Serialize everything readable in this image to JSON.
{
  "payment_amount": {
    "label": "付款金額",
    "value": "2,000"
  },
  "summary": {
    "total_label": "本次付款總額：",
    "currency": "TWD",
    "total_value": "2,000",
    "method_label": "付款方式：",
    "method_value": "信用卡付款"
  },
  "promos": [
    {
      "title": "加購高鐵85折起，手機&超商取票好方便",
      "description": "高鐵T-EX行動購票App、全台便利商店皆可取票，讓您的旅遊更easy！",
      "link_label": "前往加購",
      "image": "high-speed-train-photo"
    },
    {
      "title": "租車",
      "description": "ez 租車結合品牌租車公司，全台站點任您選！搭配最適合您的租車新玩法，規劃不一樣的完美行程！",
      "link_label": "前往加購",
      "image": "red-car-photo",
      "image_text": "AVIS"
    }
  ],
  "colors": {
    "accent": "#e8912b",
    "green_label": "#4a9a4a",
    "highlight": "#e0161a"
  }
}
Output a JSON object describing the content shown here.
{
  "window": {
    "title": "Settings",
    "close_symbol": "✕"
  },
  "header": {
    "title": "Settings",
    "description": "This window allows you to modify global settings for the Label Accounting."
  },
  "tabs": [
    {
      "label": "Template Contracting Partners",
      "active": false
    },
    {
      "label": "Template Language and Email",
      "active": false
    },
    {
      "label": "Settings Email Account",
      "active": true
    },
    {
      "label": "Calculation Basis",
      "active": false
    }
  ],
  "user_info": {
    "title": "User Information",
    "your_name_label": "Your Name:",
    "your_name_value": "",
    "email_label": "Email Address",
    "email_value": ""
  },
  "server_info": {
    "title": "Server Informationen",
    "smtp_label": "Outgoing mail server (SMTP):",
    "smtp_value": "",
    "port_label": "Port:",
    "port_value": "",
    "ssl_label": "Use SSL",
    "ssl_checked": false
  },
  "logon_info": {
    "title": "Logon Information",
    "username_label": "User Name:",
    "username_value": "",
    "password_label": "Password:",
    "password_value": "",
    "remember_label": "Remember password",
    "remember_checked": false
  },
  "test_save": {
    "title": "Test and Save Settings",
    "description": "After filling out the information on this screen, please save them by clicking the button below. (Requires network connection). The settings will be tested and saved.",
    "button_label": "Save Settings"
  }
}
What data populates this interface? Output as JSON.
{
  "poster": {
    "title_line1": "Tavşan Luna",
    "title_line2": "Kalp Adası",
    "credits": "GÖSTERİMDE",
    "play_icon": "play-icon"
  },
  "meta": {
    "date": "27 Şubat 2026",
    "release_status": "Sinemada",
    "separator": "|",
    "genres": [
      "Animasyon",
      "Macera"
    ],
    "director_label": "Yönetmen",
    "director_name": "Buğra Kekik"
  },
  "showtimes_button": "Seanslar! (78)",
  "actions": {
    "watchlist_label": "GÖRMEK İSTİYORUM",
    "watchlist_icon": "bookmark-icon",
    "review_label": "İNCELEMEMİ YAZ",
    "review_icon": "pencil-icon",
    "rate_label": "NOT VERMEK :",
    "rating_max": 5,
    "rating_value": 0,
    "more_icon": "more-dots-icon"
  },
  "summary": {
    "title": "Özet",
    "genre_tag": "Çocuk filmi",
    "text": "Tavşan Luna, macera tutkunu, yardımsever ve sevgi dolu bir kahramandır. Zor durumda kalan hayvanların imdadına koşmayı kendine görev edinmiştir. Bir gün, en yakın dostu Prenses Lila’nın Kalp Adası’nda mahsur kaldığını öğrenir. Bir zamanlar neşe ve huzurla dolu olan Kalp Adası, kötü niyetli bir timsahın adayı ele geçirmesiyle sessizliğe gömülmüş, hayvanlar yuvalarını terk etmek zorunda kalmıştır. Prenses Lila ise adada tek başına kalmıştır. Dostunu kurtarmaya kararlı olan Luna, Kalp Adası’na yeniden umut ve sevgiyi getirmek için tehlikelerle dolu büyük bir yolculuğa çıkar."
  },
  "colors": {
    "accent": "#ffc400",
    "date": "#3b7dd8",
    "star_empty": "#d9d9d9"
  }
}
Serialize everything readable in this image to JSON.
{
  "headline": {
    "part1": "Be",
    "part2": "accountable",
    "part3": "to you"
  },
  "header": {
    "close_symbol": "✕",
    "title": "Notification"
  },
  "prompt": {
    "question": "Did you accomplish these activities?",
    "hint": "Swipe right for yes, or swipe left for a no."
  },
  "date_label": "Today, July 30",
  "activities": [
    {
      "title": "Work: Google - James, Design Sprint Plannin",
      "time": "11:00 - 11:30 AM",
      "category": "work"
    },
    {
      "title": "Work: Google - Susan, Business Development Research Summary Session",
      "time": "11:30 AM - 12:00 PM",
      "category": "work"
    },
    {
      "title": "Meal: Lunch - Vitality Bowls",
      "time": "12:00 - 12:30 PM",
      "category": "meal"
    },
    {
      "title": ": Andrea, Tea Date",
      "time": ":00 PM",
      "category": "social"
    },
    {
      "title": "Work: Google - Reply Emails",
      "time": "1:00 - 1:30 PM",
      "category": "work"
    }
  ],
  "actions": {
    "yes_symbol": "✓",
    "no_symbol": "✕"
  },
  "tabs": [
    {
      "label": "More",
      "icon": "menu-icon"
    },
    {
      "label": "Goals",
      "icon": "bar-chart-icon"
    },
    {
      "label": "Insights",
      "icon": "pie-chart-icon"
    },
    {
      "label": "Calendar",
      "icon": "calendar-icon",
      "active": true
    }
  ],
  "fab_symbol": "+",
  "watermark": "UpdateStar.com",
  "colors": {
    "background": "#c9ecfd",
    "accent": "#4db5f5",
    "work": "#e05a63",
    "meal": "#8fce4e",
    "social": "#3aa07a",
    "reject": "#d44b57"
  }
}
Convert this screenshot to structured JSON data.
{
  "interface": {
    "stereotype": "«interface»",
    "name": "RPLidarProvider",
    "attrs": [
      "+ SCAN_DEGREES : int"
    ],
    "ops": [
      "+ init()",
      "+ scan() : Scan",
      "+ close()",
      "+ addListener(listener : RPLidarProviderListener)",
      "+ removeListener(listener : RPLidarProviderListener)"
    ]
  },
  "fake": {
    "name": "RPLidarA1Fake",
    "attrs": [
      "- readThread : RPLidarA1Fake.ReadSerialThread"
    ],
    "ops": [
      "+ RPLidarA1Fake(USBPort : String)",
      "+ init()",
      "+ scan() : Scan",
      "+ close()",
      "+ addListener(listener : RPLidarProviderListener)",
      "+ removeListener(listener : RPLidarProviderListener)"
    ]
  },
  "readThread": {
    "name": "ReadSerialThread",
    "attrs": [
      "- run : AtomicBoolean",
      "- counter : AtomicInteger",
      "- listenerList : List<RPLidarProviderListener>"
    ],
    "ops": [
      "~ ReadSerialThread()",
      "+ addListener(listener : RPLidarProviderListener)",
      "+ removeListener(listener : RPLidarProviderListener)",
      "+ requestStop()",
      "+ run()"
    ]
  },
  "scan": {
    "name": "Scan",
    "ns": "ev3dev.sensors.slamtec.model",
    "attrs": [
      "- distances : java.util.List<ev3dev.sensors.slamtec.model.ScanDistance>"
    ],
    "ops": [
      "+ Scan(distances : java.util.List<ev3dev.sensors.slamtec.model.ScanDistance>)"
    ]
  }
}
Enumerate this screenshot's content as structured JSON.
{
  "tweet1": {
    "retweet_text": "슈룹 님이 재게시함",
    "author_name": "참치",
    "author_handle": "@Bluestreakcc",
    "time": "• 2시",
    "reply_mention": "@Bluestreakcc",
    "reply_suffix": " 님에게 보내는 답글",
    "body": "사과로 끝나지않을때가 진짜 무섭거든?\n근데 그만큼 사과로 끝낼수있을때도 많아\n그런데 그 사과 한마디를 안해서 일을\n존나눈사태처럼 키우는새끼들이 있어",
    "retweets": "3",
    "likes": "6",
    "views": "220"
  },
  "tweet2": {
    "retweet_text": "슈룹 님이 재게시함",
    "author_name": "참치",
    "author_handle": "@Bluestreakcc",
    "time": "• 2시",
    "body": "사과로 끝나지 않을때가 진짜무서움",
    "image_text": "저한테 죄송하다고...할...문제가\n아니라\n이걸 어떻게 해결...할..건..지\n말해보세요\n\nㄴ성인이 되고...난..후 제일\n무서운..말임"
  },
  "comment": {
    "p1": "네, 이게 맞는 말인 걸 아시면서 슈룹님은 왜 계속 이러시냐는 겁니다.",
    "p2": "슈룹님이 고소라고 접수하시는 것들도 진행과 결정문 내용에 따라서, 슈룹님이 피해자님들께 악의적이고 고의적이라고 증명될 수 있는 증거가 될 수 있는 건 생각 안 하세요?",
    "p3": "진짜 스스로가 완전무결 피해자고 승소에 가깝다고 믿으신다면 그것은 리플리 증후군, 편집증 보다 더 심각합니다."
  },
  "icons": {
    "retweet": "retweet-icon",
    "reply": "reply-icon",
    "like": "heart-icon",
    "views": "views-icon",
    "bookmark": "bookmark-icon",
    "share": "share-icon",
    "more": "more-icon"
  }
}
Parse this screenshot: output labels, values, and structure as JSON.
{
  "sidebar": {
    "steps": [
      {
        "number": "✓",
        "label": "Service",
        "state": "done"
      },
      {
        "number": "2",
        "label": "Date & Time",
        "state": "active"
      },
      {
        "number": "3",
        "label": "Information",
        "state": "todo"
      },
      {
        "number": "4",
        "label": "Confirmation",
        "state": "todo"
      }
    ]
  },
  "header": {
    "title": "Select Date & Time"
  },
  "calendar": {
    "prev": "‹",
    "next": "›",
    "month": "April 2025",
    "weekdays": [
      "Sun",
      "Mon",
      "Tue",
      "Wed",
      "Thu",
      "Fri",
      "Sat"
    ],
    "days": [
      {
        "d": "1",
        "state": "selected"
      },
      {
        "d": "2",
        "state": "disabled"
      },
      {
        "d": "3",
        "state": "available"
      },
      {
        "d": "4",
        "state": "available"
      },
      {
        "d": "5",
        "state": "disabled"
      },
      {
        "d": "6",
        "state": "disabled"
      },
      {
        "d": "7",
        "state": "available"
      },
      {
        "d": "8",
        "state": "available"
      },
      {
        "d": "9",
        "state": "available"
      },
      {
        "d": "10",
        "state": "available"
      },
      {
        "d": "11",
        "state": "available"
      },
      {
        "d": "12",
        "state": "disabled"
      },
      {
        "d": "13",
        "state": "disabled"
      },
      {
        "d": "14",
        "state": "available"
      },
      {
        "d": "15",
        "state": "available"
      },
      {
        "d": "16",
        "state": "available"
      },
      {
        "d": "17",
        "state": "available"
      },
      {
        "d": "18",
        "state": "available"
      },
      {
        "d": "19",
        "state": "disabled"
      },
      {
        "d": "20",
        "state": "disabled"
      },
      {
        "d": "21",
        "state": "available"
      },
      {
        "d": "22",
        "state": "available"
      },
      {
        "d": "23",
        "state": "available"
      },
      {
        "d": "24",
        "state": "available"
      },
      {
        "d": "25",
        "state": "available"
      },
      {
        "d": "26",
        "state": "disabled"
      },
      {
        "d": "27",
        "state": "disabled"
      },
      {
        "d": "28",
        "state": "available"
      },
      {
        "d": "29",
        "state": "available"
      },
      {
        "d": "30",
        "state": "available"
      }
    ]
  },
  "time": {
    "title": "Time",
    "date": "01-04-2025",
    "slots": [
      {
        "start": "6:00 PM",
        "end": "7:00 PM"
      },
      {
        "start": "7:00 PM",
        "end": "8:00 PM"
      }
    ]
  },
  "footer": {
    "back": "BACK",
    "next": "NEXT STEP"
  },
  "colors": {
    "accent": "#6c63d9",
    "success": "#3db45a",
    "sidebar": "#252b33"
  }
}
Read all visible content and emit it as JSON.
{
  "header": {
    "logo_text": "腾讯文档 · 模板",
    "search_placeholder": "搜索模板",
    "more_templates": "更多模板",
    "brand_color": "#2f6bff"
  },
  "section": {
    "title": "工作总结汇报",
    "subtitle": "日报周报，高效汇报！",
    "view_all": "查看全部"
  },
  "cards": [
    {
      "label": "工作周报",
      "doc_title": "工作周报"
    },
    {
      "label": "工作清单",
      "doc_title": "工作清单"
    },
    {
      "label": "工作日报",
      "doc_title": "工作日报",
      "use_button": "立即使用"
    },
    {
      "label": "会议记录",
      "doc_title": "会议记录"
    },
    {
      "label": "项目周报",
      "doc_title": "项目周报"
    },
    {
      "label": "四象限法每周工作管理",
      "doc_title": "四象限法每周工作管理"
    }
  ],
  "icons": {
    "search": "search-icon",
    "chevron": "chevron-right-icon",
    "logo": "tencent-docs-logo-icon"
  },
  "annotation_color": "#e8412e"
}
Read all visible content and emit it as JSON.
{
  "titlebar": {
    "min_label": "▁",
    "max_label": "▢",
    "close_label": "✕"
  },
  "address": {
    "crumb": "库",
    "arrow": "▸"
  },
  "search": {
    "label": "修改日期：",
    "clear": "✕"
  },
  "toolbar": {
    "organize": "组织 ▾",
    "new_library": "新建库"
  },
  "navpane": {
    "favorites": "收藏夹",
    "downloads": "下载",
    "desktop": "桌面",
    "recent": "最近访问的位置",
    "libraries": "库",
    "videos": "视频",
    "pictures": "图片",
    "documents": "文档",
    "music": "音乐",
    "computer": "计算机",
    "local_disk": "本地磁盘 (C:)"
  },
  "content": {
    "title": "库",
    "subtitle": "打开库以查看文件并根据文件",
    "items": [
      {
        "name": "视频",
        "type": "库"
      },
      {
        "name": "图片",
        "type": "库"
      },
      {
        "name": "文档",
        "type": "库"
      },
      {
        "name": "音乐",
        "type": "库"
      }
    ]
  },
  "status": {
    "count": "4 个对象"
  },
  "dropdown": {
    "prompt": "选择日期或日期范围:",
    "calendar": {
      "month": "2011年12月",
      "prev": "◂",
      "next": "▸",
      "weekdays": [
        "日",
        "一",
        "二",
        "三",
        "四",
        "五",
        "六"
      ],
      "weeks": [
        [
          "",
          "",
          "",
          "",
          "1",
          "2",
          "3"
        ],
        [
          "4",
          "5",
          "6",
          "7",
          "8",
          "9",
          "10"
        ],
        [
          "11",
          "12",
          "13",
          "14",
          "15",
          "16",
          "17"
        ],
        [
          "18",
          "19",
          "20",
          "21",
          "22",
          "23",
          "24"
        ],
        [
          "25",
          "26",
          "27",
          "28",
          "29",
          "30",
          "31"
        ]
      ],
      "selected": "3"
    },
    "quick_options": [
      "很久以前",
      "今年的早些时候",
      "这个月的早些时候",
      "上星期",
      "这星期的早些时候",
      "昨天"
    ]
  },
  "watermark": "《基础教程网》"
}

#####

- Exercise brief -
From the entries above, copy every line that holds the word "window".

- Reply to the exercise -
  "window": {
    "description": "This window allows you to modify global settings for the Label Accounting."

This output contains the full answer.